- PARTS OF THE EXERCISE
• a. In the passage on Miller's governorship, on what date did his term as Governor of Minnesota end?
• b. List every date and year the passage on Miller's governorship gives.
• c. From the passage on Miller's governorship, return the part starting with "His military career" and going on through "the state constitution.", copied word for word.

#### DOCUMENT SEGMENT ####

His military career and Alexander Ramsey's support assured Miller of a gubernatorial victory in 1863. He was the 4th Governor of Minnesota, serving from January 11, 1864, to January 8, 1866. He was the first of several Civil War veterans to serve as Governor of Minnesota. Although lacking a college degree himself, he valued higher education and advocated generous appropriations to the University of Minnesota and to state normal schools, one of which evolved into St. Cloud State University. In his final address to the legislature, he strongly but unsuccessfully urged adoption of a black suffrage amendment to the state constitution.

#### DATASET EXTRACT ####

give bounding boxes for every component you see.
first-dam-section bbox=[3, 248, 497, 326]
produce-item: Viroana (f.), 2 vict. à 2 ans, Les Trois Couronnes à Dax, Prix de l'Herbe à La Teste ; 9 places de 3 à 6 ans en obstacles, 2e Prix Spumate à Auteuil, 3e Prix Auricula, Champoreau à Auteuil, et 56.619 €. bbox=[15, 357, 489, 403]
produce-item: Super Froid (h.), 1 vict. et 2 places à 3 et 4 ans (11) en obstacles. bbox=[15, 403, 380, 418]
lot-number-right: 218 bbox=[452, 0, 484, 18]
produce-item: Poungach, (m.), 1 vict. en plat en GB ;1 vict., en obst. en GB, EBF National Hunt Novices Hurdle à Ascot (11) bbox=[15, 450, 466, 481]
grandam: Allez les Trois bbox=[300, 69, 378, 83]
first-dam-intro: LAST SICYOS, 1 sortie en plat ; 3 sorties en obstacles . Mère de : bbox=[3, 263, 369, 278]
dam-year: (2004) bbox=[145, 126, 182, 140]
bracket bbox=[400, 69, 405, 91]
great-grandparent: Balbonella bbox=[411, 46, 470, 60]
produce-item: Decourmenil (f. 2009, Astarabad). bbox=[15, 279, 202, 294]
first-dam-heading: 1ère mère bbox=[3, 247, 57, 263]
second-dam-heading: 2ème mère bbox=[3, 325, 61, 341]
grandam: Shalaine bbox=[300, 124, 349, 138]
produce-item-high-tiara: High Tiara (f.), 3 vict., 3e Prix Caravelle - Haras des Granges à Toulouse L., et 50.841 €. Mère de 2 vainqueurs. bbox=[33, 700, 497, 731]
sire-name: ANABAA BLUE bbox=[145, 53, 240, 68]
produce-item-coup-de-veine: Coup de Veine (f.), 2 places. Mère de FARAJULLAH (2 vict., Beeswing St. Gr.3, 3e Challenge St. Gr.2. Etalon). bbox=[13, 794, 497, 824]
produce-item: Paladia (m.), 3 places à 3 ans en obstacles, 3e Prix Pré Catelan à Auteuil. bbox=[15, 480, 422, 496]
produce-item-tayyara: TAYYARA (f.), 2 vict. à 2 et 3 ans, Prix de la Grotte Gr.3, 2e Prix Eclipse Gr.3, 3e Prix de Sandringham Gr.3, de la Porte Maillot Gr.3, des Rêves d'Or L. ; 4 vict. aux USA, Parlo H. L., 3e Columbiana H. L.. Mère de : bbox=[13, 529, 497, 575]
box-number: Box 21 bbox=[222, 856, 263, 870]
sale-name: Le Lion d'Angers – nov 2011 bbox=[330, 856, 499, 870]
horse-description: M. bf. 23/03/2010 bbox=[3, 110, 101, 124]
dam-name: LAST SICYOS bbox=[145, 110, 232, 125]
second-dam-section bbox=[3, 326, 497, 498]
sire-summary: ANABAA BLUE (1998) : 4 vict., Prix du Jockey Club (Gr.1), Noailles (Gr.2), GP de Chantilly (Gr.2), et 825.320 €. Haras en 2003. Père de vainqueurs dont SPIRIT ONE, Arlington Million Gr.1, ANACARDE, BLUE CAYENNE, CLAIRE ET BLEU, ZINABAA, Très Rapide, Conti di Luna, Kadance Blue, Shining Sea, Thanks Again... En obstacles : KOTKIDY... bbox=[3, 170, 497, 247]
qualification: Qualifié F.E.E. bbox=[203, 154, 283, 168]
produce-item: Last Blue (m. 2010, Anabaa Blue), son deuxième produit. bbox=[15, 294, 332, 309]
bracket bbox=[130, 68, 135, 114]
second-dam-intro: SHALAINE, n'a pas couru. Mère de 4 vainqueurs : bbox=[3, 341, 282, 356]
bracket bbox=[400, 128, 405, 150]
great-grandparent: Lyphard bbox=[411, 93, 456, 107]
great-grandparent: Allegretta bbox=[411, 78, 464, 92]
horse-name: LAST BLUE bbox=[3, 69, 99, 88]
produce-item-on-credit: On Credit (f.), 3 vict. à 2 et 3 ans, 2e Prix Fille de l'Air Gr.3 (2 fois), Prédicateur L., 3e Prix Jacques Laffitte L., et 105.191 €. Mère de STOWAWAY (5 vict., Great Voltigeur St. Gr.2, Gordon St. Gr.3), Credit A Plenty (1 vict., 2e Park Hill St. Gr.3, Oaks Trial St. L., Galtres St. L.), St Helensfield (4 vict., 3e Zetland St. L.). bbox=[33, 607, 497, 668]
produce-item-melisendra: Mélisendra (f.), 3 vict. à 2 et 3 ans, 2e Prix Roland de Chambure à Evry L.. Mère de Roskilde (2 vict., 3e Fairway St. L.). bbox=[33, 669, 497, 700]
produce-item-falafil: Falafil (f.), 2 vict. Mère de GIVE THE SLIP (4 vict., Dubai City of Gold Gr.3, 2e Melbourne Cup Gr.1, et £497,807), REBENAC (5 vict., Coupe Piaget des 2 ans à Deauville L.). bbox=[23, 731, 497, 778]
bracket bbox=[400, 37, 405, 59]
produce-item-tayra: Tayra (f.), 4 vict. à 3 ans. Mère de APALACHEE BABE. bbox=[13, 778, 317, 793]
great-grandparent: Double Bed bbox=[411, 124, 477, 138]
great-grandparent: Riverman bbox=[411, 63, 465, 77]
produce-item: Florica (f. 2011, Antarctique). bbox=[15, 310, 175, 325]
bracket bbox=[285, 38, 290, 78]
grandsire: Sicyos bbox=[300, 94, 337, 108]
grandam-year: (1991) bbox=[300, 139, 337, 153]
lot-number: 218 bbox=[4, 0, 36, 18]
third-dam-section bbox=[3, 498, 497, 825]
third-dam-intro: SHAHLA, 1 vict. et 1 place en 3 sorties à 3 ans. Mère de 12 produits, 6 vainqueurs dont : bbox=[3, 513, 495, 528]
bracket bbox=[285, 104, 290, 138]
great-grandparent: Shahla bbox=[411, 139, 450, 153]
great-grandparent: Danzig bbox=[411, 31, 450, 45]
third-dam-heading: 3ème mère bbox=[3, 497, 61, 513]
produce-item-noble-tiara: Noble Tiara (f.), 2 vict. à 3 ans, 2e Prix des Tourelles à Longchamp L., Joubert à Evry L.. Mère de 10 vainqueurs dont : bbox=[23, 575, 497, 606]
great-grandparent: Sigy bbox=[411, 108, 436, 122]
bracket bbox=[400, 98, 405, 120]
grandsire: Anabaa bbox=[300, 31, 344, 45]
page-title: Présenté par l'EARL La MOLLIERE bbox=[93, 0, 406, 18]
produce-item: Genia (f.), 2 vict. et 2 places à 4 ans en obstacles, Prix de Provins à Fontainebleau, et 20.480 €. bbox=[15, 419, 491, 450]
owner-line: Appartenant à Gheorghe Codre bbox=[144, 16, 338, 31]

####

- TASK-BY-TASK ANSWERS
• a. January 8, 1866

• b.
- 1863
- January 11, 1864
- January 8, 1866

• c.
His military career and Alexander Ramsey's support assured Miller of a gubernatorial victory in 1863. He was the 4th Governor of Minnesota, serving from January 11, 1864, to January 8, 1866. He was the first of several Civil War veterans to serve as Governor of Minnesota. Although lacking a college degree himself, he valued higher education and advocated generous appropriations to the University of Minnesota and to state normal schools, one of which evolved into St. Cloud State University. In his final address to the legislature, he strongly but unsuccessfully urged adoption of a black suffrage amendment to the state constitution.